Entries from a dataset
──────────

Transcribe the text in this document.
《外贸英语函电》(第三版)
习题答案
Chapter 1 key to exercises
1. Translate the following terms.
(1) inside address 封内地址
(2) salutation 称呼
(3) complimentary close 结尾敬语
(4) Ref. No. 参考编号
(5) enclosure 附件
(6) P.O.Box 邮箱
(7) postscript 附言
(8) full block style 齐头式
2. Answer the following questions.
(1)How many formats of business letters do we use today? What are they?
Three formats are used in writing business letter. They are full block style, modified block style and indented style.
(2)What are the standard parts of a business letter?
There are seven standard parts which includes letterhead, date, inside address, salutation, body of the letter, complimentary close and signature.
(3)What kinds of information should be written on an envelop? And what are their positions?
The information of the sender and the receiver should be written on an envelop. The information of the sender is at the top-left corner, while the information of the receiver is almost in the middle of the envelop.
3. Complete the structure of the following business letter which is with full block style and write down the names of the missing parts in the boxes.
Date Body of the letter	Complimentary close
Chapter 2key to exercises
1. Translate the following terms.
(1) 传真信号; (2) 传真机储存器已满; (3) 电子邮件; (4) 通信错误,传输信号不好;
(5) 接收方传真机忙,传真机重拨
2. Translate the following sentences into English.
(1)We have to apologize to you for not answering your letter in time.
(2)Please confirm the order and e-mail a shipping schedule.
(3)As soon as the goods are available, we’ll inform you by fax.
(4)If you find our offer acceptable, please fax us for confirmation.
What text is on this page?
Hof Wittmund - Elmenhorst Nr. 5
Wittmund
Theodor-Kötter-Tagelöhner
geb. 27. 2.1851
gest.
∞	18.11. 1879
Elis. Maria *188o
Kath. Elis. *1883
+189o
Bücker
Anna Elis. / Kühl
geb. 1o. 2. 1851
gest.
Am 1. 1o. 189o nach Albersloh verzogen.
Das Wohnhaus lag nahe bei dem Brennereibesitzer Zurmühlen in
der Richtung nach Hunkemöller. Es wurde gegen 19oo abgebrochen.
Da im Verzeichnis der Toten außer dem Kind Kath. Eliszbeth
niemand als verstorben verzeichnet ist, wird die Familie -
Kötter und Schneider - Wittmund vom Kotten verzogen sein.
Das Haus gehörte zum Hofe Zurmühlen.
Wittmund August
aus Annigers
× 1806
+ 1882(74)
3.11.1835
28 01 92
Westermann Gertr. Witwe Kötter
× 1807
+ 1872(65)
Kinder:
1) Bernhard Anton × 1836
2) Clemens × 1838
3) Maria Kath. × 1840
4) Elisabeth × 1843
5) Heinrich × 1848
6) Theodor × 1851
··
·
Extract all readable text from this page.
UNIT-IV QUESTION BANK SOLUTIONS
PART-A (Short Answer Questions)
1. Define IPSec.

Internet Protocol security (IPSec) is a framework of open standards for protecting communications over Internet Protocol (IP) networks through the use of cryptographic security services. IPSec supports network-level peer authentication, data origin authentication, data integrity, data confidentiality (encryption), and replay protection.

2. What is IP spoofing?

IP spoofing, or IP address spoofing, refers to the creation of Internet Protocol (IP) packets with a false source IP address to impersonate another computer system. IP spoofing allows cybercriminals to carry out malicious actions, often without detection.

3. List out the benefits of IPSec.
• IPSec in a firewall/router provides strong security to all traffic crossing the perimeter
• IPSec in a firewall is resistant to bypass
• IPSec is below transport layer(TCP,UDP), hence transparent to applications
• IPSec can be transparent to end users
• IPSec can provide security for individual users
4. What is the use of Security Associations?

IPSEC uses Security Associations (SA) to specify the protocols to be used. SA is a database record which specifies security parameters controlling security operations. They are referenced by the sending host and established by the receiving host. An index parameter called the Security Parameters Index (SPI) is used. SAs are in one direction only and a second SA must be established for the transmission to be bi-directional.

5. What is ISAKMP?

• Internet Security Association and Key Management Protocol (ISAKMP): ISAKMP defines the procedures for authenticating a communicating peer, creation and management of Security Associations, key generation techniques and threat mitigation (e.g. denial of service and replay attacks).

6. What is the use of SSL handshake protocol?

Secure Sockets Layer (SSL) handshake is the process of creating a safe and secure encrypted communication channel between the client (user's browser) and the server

──────────

__WORK REQUIRED__. The entries above must be returned exactly.

__SOLUTION__.
Transcribe the text in this document.
《外贸英语函电》(第三版)
习题答案
Chapter 1 key to exercises
1. Translate the following terms.
(1) inside address 封内地址
(2) salutation 称呼
(3) complimentary close 结尾敬语
(4) Ref. No. 参考编号
(5) enclosure 附件
(6) P.O.Box 邮箱
(7) postscript 附言
(8) full block style 齐头式
2. Answer the following questions.
(1)How many formats of business letters do we use today? What are they?
Three formats are used in writing business letter. They are full block style, modified block style and indented style.
(2)What are the standard parts of a business letter?
There are seven standard parts which includes letterhead, date, inside address, salutation, body of the letter, complimentary close and signature.
(3)What kinds of information should be written on an envelop? And what are their positions?
The information of the sender and the receiver should be written on an envelop. The information of the sender is at the top-left corner, while the information of the receiver is almost in the middle of the envelop.
3. Complete the structure of the following business letter which is with full block style and write down the names of the missing parts in the boxes.
Date Body of the letter	Complimentary close
Chapter 2key to exercises
1. Translate the following terms.
(1) 传真信号; (2) 传真机储存器已满; (3) 电子邮件; (4) 通信错误,传输信号不好;
(5) 接收方传真机忙,传真机重拨
2. Translate the following sentences into English.
(1)We have to apologize to you for not answering your letter in time.
(2)Please confirm the order and e-mail a shipping schedule.
(3)As soon as the goods are available, we’ll inform you by fax.
(4)If you find our offer acceptable, please fax us for confirmation.
What text is on this page?
Hof Wittmund - Elmenhorst Nr. 5
Wittmund
Theodor-Kötter-Tagelöhner
geb. 27. 2.1851
gest.
∞	18.11. 1879
Elis. Maria *188o
Kath. Elis. *1883
+189o
Bücker
Anna Elis. / Kühl
geb. 1o. 2. 1851
gest.
Am 1. 1o. 189o nach Albersloh verzogen.
Das Wohnhaus lag nahe bei dem Brennereibesitzer Zurmühlen in
der Richtung nach Hunkemöller. Es wurde gegen 19oo abgebrochen.
Da im Verzeichnis der Toten außer dem Kind Kath. Eliszbeth
niemand als verstorben verzeichnet ist, wird die Familie -
Kötter und Schneider - Wittmund vom Kotten verzogen sein.
Das Haus gehörte zum Hofe Zurmühlen.
Wittmund August
aus Annigers
× 1806
+ 1882(74)
3.11.1835
28 01 92
Westermann Gertr. Witwe Kötter
× 1807
+ 1872(65)
Kinder:
1) Bernhard Anton × 1836
2) Clemens × 1838
3) Maria Kath. × 1840
4) Elisabeth × 1843
5) Heinrich × 1848
6) Theodor × 1851
··
·
Extract all readable text from this page.
UNIT-IV QUESTION BANK SOLUTIONS
PART-A (Short Answer Questions)
1. Define IPSec.

Internet Protocol security (IPSec) is a framework of open standards for protecting communications over Internet Protocol (IP) networks through the use of cryptographic security services. IPSec supports network-level peer authentication, data origin authentication, data integrity, data confidentiality (encryption), and replay protection.

2. What is IP spoofing?

IP spoofing, or IP address spoofing, refers to the creation of Internet Protocol (IP) packets with a false source IP address to impersonate another computer system. IP spoofing allows cybercriminals to carry out malicious actions, often without detection.

3. List out the benefits of IPSec.
• IPSec in a firewall/router provides strong security to all traffic crossing the perimeter
• IPSec in a firewall is resistant to bypass
• IPSec is below transport layer(TCP,UDP), hence transparent to applications
• IPSec can be transparent to end users
• IPSec can provide security for individual users
4. What is the use of Security Associations?

IPSEC uses Security Associations (SA) to specify the protocols to be used. SA is a database record which specifies security parameters controlling security operations. They are referenced by the sending host and established by the receiving host. An index parameter called the Security Parameters Index (SPI) is used. SAs are in one direction only and a second SA must be established for the transmission to be bi-directional.

5. What is ISAKMP?

• Internet Security Association and Key Management Protocol (ISAKMP): ISAKMP defines the procedures for authenticating a communicating peer, creation and management of Security Associations, key generation techniques and threat mitigation (e.g. denial of service and replay attacks).

6. What is the use of SSL handshake protocol?

Secure Sockets Layer (SSL) handshake is the process of creating a safe and secure encrypted communication channel between the client (user's browser) and the server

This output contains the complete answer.